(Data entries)
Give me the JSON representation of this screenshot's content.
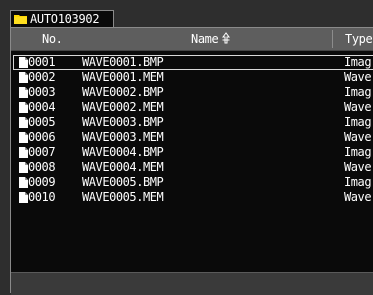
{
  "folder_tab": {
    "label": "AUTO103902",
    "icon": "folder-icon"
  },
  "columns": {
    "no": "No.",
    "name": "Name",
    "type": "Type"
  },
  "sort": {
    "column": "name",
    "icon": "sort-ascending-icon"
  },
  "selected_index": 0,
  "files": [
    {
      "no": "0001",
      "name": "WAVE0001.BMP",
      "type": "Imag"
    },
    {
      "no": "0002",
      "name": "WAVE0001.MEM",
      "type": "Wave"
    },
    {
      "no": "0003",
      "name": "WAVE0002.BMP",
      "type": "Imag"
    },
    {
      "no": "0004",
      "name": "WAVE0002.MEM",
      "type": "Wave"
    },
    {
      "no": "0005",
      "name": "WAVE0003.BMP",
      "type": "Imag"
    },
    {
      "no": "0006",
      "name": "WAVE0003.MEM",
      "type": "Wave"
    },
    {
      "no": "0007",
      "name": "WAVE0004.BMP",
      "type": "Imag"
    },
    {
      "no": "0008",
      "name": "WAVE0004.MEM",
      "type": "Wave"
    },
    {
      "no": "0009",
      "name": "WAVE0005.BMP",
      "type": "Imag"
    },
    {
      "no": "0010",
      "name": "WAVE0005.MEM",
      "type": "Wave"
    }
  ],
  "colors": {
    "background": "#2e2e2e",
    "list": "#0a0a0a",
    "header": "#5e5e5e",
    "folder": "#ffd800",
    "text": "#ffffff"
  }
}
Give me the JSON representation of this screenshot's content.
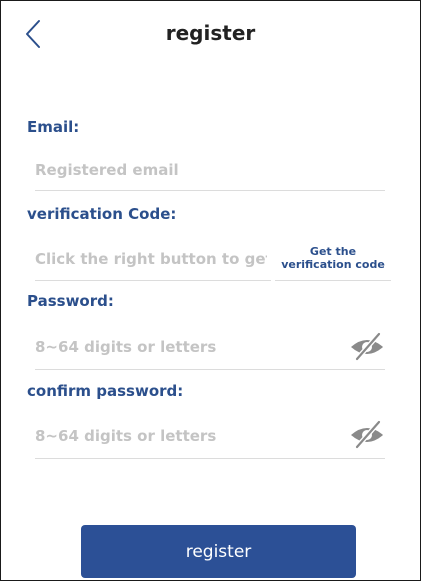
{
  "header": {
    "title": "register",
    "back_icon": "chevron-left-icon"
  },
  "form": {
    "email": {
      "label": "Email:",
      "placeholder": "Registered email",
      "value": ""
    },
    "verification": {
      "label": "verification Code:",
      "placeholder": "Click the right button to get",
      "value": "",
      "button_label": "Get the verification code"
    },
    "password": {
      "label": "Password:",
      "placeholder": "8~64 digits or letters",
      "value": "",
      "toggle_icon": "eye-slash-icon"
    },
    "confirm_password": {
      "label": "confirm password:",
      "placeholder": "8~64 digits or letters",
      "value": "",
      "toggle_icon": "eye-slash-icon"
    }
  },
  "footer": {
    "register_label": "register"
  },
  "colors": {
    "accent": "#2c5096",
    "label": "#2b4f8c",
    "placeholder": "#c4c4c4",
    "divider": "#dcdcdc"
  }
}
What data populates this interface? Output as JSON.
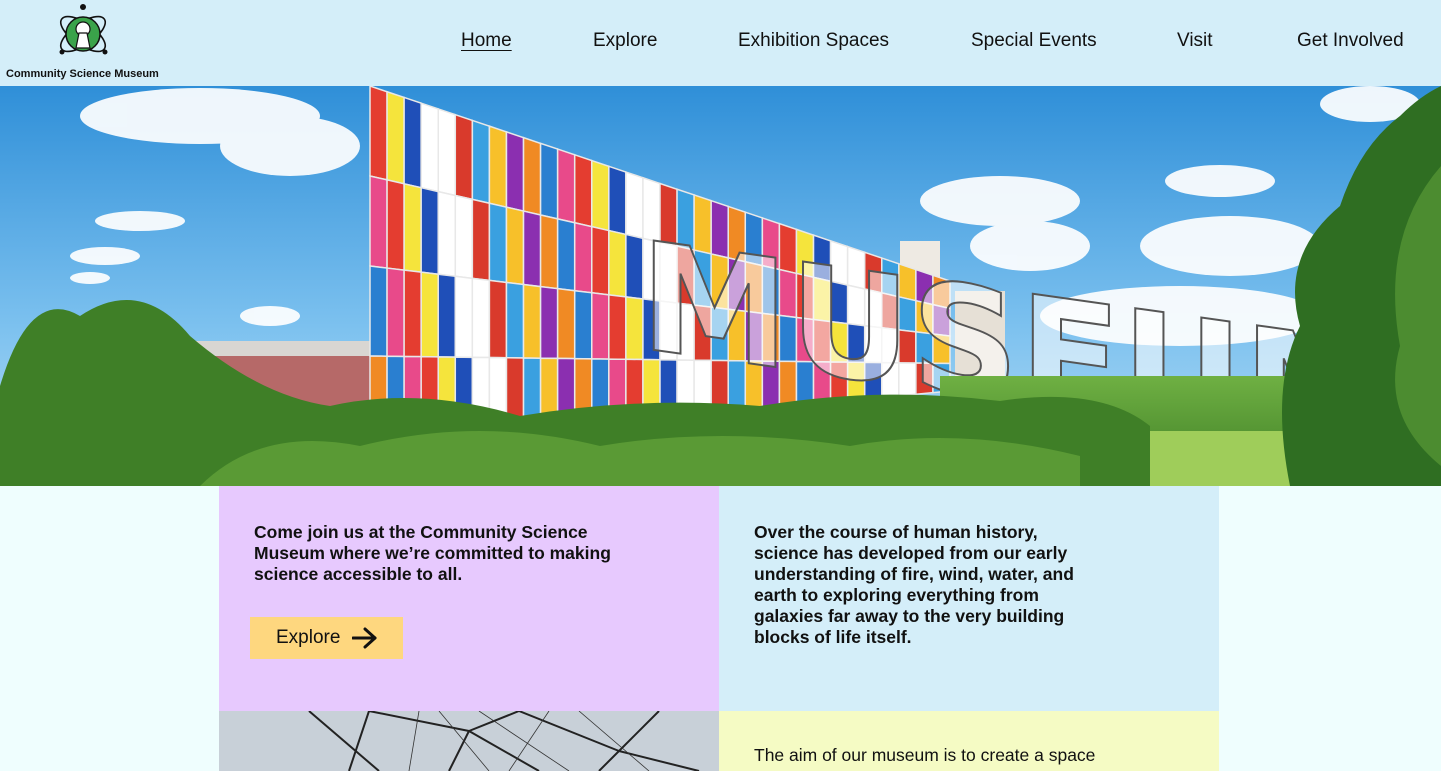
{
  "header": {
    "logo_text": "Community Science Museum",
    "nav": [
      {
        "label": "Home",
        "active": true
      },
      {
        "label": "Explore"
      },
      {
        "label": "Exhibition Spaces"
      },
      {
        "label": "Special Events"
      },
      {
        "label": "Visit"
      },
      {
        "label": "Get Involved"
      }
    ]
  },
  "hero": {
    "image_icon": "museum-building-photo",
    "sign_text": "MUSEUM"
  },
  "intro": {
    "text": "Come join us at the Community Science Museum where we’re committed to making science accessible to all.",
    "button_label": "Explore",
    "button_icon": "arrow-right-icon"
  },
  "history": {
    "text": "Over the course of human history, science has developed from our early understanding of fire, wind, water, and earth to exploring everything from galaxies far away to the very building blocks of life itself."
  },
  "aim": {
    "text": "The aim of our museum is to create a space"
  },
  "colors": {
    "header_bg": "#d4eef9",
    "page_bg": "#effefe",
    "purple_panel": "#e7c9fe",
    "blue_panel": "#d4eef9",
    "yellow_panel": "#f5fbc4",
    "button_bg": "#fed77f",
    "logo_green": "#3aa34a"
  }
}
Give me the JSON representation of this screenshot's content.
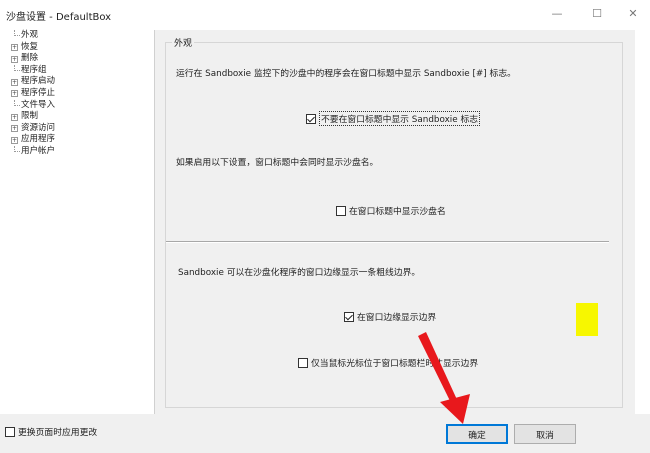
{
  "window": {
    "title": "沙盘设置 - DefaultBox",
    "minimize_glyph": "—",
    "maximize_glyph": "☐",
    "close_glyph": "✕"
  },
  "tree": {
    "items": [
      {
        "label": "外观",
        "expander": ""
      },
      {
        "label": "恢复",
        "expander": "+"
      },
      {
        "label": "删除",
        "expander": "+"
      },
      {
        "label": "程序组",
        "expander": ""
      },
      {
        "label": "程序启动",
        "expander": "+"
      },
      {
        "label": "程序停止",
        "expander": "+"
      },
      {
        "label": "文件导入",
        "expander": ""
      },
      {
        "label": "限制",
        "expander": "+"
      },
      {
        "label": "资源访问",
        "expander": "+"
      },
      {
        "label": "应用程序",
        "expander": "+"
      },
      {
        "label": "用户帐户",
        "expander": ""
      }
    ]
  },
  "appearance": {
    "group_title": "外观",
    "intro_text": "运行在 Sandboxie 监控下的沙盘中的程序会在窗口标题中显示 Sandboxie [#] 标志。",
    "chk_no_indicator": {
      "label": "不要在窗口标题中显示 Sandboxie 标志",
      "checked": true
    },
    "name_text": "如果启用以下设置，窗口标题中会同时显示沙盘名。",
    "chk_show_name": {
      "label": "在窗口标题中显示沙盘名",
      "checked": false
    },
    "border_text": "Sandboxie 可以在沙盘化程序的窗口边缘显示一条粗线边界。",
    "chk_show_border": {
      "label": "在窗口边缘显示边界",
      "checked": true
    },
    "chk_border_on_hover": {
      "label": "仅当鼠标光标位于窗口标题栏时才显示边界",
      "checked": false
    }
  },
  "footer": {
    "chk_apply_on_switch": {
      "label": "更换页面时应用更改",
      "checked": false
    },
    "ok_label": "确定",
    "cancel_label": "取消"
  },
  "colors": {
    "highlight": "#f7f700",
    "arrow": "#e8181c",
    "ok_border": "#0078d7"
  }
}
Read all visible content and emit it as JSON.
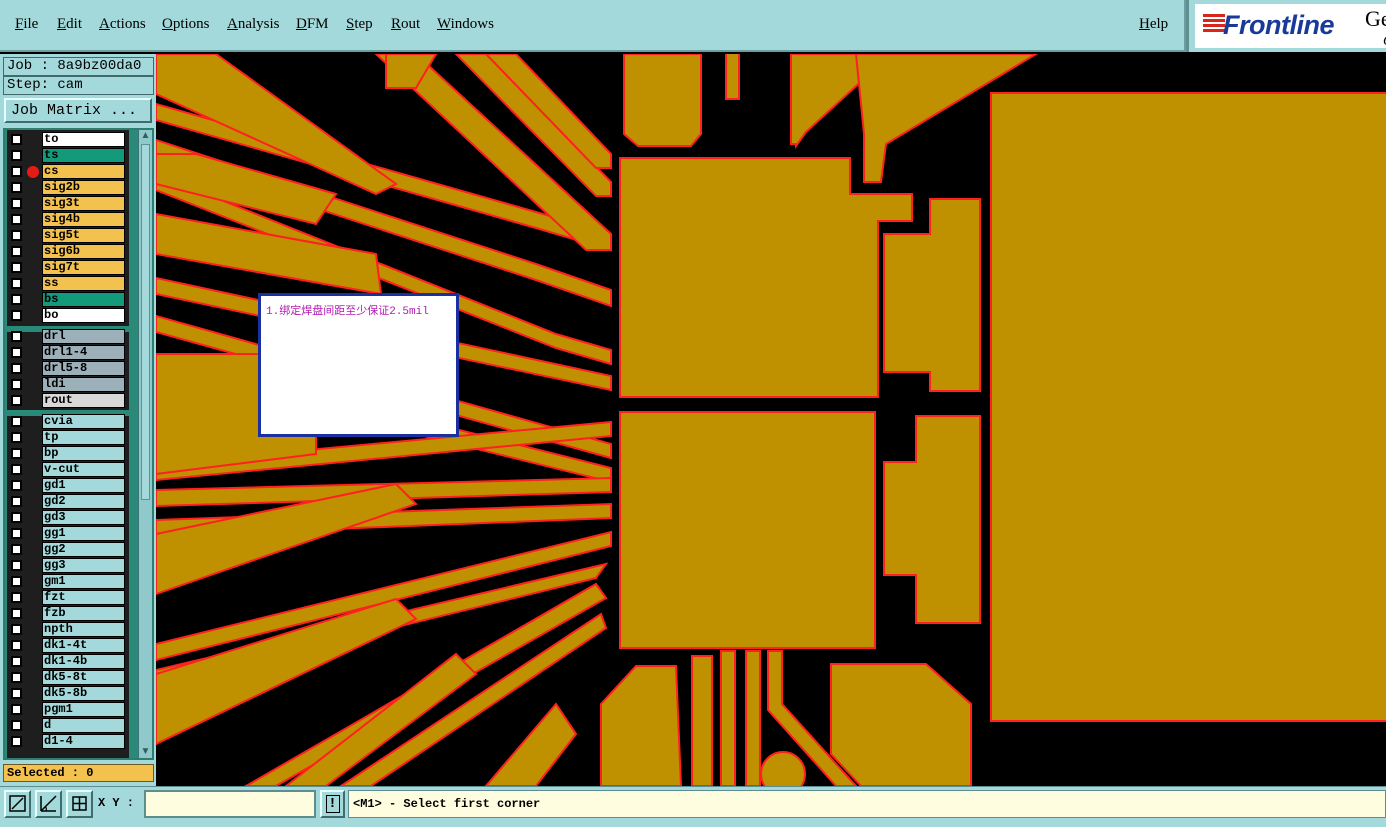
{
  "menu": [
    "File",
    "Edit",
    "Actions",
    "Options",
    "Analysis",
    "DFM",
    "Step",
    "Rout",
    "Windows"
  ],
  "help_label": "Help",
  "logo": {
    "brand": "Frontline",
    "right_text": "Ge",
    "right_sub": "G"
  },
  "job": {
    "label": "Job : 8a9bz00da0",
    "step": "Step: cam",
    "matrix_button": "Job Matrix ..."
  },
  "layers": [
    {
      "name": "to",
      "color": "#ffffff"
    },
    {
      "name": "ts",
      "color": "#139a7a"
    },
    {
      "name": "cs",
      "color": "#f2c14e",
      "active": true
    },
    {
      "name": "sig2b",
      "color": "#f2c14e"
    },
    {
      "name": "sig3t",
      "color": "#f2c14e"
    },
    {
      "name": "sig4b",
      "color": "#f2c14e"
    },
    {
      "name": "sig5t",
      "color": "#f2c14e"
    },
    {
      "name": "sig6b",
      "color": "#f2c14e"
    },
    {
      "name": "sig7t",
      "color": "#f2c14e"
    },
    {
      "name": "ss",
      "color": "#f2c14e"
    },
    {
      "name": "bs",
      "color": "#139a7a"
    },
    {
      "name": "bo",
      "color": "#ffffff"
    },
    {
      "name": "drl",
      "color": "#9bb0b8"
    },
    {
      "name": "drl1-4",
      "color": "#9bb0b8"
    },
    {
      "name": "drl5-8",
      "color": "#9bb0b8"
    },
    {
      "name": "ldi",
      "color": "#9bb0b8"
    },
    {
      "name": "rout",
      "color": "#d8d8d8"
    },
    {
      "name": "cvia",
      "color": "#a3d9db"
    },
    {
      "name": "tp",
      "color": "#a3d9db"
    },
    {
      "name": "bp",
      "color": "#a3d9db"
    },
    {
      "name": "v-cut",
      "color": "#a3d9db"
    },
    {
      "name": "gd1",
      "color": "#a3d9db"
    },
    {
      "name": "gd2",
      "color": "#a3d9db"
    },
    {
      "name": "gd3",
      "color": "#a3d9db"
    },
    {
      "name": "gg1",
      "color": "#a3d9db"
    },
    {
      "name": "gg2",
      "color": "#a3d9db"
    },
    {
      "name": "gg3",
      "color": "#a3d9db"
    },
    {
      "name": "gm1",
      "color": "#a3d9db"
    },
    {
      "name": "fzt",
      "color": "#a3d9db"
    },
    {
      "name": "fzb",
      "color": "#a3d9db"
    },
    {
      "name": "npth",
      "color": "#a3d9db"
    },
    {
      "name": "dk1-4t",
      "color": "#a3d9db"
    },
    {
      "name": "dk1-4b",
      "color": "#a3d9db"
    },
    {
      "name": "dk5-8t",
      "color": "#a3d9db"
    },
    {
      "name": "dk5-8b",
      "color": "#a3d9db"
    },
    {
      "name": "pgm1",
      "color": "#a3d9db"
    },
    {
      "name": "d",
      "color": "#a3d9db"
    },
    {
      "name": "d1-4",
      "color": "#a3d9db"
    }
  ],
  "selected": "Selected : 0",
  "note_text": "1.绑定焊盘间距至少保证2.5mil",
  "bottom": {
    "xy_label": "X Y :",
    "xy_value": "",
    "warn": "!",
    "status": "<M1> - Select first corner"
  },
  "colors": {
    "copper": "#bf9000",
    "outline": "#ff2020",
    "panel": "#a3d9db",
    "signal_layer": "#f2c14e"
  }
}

_Problem details_
Give the number of lines in the records that contain the string "history", and nothing besides.

_Answer to this task_
2